◆ Problem to work on ◆
Your task is to transcribe the data in full.

(Stored records)
[start]

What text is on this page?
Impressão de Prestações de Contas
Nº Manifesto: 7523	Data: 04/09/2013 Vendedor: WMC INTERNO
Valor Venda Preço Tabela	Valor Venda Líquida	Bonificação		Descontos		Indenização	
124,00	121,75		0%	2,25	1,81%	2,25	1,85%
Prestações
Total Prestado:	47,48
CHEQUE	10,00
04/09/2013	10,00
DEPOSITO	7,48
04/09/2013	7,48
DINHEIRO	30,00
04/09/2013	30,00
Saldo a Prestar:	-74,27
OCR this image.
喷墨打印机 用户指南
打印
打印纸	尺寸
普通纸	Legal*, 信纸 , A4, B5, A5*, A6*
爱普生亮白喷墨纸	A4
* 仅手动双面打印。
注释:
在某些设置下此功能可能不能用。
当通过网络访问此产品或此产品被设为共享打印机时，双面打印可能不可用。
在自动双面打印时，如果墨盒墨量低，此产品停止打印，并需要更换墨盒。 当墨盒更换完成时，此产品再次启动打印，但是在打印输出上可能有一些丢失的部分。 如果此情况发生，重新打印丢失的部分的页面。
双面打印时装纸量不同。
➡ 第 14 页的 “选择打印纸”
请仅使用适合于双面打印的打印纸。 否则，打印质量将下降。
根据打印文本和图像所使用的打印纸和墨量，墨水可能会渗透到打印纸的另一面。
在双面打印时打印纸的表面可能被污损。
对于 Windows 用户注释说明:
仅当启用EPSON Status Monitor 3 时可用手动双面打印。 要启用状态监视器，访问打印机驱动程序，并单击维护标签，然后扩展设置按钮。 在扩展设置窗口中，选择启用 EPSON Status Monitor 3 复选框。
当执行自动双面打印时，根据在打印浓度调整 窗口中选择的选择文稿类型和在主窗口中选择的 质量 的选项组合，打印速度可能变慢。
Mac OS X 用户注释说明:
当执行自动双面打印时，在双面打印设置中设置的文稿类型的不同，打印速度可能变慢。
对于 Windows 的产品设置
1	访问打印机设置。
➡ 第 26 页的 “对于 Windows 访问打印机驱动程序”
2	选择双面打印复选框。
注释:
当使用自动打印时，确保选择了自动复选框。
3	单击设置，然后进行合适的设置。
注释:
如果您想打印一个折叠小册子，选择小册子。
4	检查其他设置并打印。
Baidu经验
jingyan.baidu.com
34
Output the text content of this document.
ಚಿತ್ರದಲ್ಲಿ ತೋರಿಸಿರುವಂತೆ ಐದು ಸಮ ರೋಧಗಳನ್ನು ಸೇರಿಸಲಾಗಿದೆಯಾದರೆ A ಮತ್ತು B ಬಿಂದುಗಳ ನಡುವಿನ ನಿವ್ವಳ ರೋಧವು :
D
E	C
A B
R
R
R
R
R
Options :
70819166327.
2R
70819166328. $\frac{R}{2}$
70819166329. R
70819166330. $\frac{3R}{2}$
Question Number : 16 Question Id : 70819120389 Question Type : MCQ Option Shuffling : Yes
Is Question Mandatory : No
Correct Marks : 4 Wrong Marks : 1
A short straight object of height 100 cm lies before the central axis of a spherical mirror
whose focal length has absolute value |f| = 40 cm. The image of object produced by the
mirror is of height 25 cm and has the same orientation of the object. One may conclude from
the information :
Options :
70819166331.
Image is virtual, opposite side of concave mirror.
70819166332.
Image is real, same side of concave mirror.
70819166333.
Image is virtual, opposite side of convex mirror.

[end]

◆ Output for this exercise ◆
What text is on this page?
Impressão de Prestações de Contas
Nº Manifesto: 7523	Data: 04/09/2013 Vendedor: WMC INTERNO
Valor Venda Preço Tabela	Valor Venda Líquida	Bonificação		Descontos		Indenização	
124,00	121,75		0%	2,25	1,81%	2,25	1,85%
Prestações
Total Prestado:	47,48
CHEQUE	10,00
04/09/2013	10,00
DEPOSITO	7,48
04/09/2013	7,48
DINHEIRO	30,00
04/09/2013	30,00
Saldo a Prestar:	-74,27
OCR this image.
喷墨打印机 用户指南
打印
打印纸	尺寸
普通纸	Legal*, 信纸 , A4, B5, A5*, A6*
爱普生亮白喷墨纸	A4
* 仅手动双面打印。
注释:
在某些设置下此功能可能不能用。
当通过网络访问此产品或此产品被设为共享打印机时，双面打印可能不可用。
在自动双面打印时，如果墨盒墨量低，此产品停止打印，并需要更换墨盒。 当墨盒更换完成时，此产品再次启动打印，但是在打印输出上可能有一些丢失的部分。 如果此情况发生，重新打印丢失的部分的页面。
双面打印时装纸量不同。
➡ 第 14 页的 “选择打印纸”
请仅使用适合于双面打印的打印纸。 否则，打印质量将下降。
根据打印文本和图像所使用的打印纸和墨量，墨水可能会渗透到打印纸的另一面。
在双面打印时打印纸的表面可能被污损。
对于 Windows 用户注释说明:
仅当启用EPSON Status Monitor 3 时可用手动双面打印。 要启用状态监视器，访问打印机驱动程序，并单击维护标签，然后扩展设置按钮。 在扩展设置窗口中，选择启用 EPSON Status Monitor 3 复选框。
当执行自动双面打印时，根据在打印浓度调整 窗口中选择的选择文稿类型和在主窗口中选择的 质量 的选项组合，打印速度可能变慢。
Mac OS X 用户注释说明:
当执行自动双面打印时，在双面打印设置中设置的文稿类型的不同，打印速度可能变慢。
对于 Windows 的产品设置
1	访问打印机设置。
➡ 第 26 页的 “对于 Windows 访问打印机驱动程序”
2	选择双面打印复选框。
注释:
当使用自动打印时，确保选择了自动复选框。
3	单击设置，然后进行合适的设置。
注释:
如果您想打印一个折叠小册子，选择小册子。
4	检查其他设置并打印。
Baidu经验
jingyan.baidu.com
34
Output the text content of this document.
ಚಿತ್ರದಲ್ಲಿ ತೋರಿಸಿರುವಂತೆ ಐದು ಸಮ ರೋಧಗಳನ್ನು ಸೇರಿಸಲಾಗಿದೆಯಾದರೆ A ಮತ್ತು B ಬಿಂದುಗಳ ನಡುವಿನ ನಿವ್ವಳ ರೋಧವು :
D
E	C
A B
R
R
R
R
R
Options :
70819166327.
2R
70819166328. $\frac{R}{2}$
70819166329. R
70819166330. $\frac{3R}{2}$
Question Number : 16 Question Id : 70819120389 Question Type : MCQ Option Shuffling : Yes
Is Question Mandatory : No
Correct Marks : 4 Wrong Marks : 1
A short straight object of height 100 cm lies before the central axis of a spherical mirror
whose focal length has absolute value |f| = 40 cm. The image of object produced by the
mirror is of height 25 cm and has the same orientation of the object. One may conclude from
the information :
Options :
70819166331.
Image is virtual, opposite side of concave mirror.
70819166332.
Image is real, same side of concave mirror.
70819166333.
Image is virtual, opposite side of convex mirror.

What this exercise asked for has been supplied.